EXERCISE AIM: Give every line back verbatim, dropping all images.

[Extracted records]
[Start]
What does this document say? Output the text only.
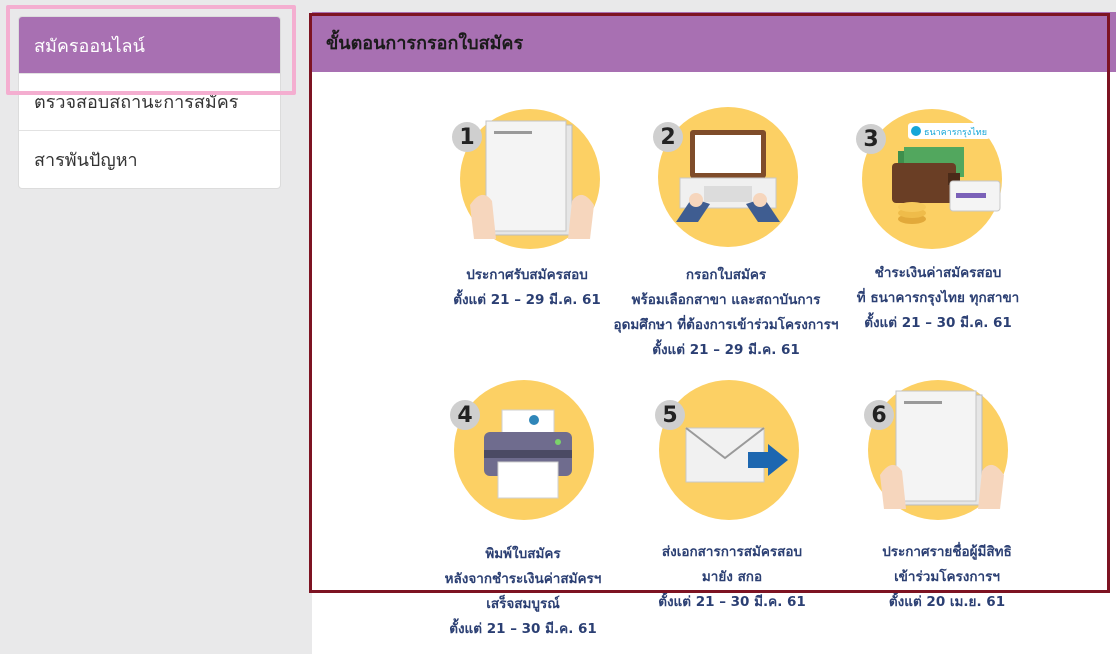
สมัครออนไลน์
ตรวจสอบสถานะการสมัคร
สารพันปัญหา
ขั้นตอนการกรอกใบสมัคร
1
ประกาศรับสมัครสอบ
ตั้งแต่ 21 – 29 มี.ค. 61
2
กรอกใบสมัคร
พร้อมเลือกสาขา และสถาบันการ
อุดมศึกษา ที่ต้องการเข้าร่วมโครงการฯ
ตั้งแต่ 21 – 29 มี.ค. 61
ธนาคารกรุงไทย
3
ชำระเงินค่าสมัครสอบ
ที่ ธนาคารกรุงไทย ทุกสาขา
ตั้งแต่ 21 – 30 มี.ค. 61
4
พิมพ์ใบสมัคร
หลังจากชำระเงินค่าสมัครฯ
เสร็จสมบูรณ์
ตั้งแต่ 21 – 30 มี.ค. 61
5
ส่งเอกสารการสมัครสอบ
มายัง สกอ
ตั้งแต่ 21 – 30 มี.ค. 61
6
ประกาศรายชื่อผู้มีสิทธิ
เข้าร่วมโครงการฯ
ตั้งแต่ 20 เม.ย. 61
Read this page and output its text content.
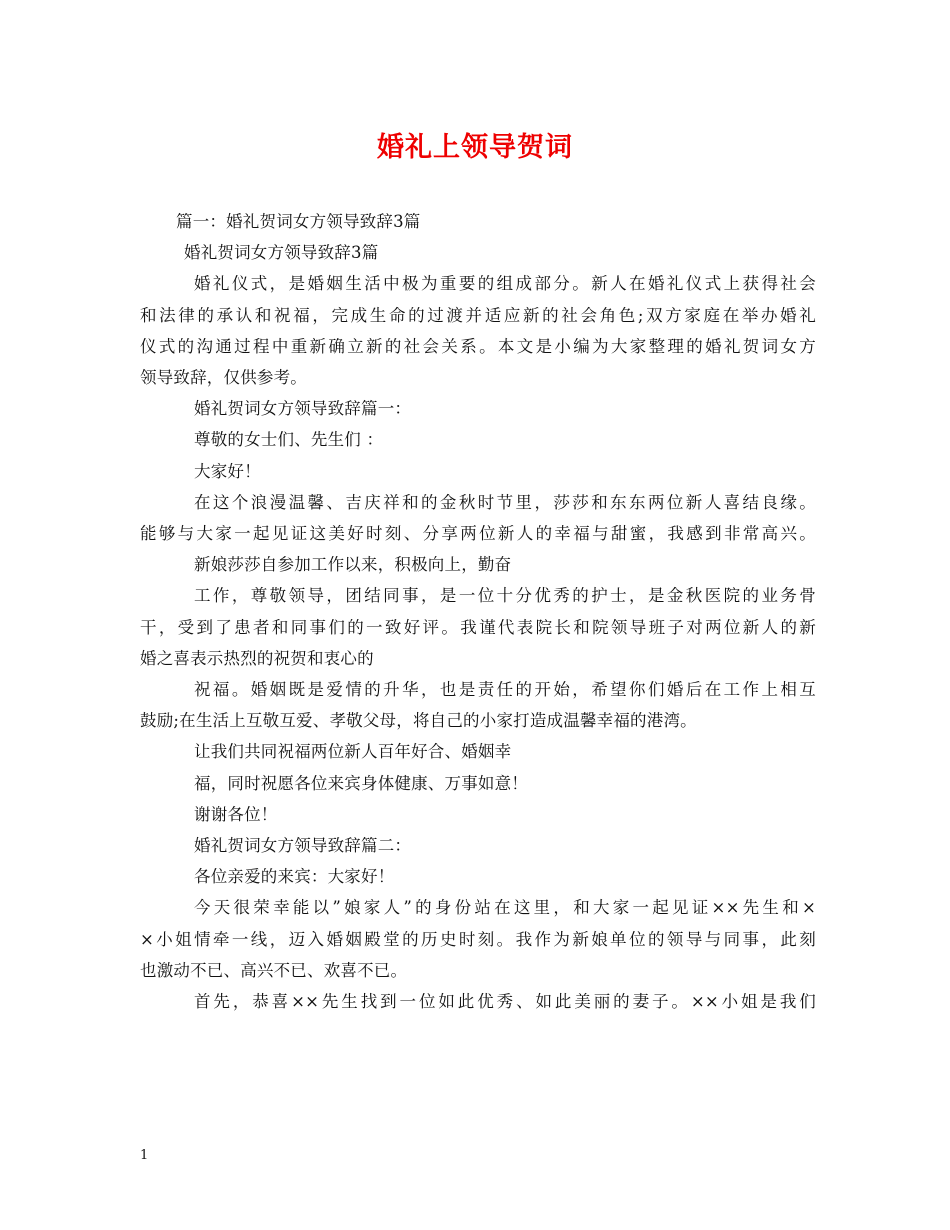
婚礼上领导贺词
篇一：婚礼贺词女方领导致辞3篇
婚礼贺词女方领导致辞3篇
婚礼仪式，是婚姻生活中极为重要的组成部分。新人在婚礼仪式上获得社会
和法律的承认和祝福，完成生命的过渡并适应新的社会角色;双方家庭在举办婚礼
仪式的沟通过程中重新确立新的社会关系。本文是小编为大家整理的婚礼贺词女方
领导致辞，仅供参考。
婚礼贺词女方领导致辞篇一：
尊敬的女士们、先生们 ：
大家好！
在这个浪漫温馨、吉庆祥和的金秋时节里，莎莎和东东两位新人喜结良缘。
能够与大家一起见证这美好时刻、分享两位新人的幸福与甜蜜，我感到非常高兴。
新娘莎莎自参加工作以来，积极向上，勤奋
工作，尊敬领导，团结同事，是一位十分优秀的护士，是金秋医院的业务骨
干，受到了患者和同事们的一致好评。我谨代表院长和院领导班子对两位新人的新
婚之喜表示热烈的祝贺和衷心的
祝福。婚姻既是爱情的升华，也是责任的开始，希望你们婚后在工作上相互
鼓励;在生活上互敬互爱、孝敬父母，将自己的小家打造成温馨幸福的港湾。
让我们共同祝福两位新人百年好合、婚姻幸
福，同时祝愿各位来宾身体健康、万事如意！
谢谢各位！
婚礼贺词女方领导致辞篇二：
各位亲爱的来宾：大家好！
今天很荣幸能以”娘家人”的身份站在这里，和大家一起见证××先生和×
×小姐情牵一线，迈入婚姻殿堂的历史时刻。我作为新娘单位的领导与同事，此刻
也激动不已、高兴不已、欢喜不已。
首先，恭喜××先生找到一位如此优秀、如此美丽的妻子。××小姐是我们
1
[End]
WRITTEN RESPONSE:
What does this document say? Output the text only.
สมัครออนไลน์
ตรวจสอบสถานะการสมัคร
สารพันปัญหา
ขั้นตอนการกรอกใบสมัคร
1
ประกาศรับสมัครสอบ
ตั้งแต่ 21 – 29 มี.ค. 61
2
กรอกใบสมัคร
พร้อมเลือกสาขา และสถาบันการ
อุดมศึกษา ที่ต้องการเข้าร่วมโครงการฯ
ตั้งแต่ 21 – 29 มี.ค. 61
ธนาคารกรุงไทย
3
ชำระเงินค่าสมัครสอบ
ที่ ธนาคารกรุงไทย ทุกสาขา
ตั้งแต่ 21 – 30 มี.ค. 61
4
พิมพ์ใบสมัคร
หลังจากชำระเงินค่าสมัครฯ
เสร็จสมบูรณ์
ตั้งแต่ 21 – 30 มี.ค. 61
5
ส่งเอกสารการสมัครสอบ
มายัง สกอ
ตั้งแต่ 21 – 30 มี.ค. 61
6
ประกาศรายชื่อผู้มีสิทธิ
เข้าร่วมโครงการฯ
ตั้งแต่ 20 เม.ย. 61
Read this page and output its text content.
婚礼上领导贺词
篇一：婚礼贺词女方领导致辞3篇
婚礼贺词女方领导致辞3篇
婚礼仪式，是婚姻生活中极为重要的组成部分。新人在婚礼仪式上获得社会
和法律的承认和祝福，完成生命的过渡并适应新的社会角色;双方家庭在举办婚礼
仪式的沟通过程中重新确立新的社会关系。本文是小编为大家整理的婚礼贺词女方
领导致辞，仅供参考。
婚礼贺词女方领导致辞篇一：
尊敬的女士们、先生们 ：
大家好！
在这个浪漫温馨、吉庆祥和的金秋时节里，莎莎和东东两位新人喜结良缘。
能够与大家一起见证这美好时刻、分享两位新人的幸福与甜蜜，我感到非常高兴。
新娘莎莎自参加工作以来，积极向上，勤奋
工作，尊敬领导，团结同事，是一位十分优秀的护士，是金秋医院的业务骨
干，受到了患者和同事们的一致好评。我谨代表院长和院领导班子对两位新人的新
婚之喜表示热烈的祝贺和衷心的
祝福。婚姻既是爱情的升华，也是责任的开始，希望你们婚后在工作上相互
鼓励;在生活上互敬互爱、孝敬父母，将自己的小家打造成温馨幸福的港湾。
让我们共同祝福两位新人百年好合、婚姻幸
福，同时祝愿各位来宾身体健康、万事如意！
谢谢各位！
婚礼贺词女方领导致辞篇二：
各位亲爱的来宾：大家好！
今天很荣幸能以”娘家人”的身份站在这里，和大家一起见证××先生和×
×小姐情牵一线，迈入婚姻殿堂的历史时刻。我作为新娘单位的领导与同事，此刻
也激动不已、高兴不已、欢喜不已。
首先，恭喜××先生找到一位如此优秀、如此美丽的妻子。××小姐是我们
1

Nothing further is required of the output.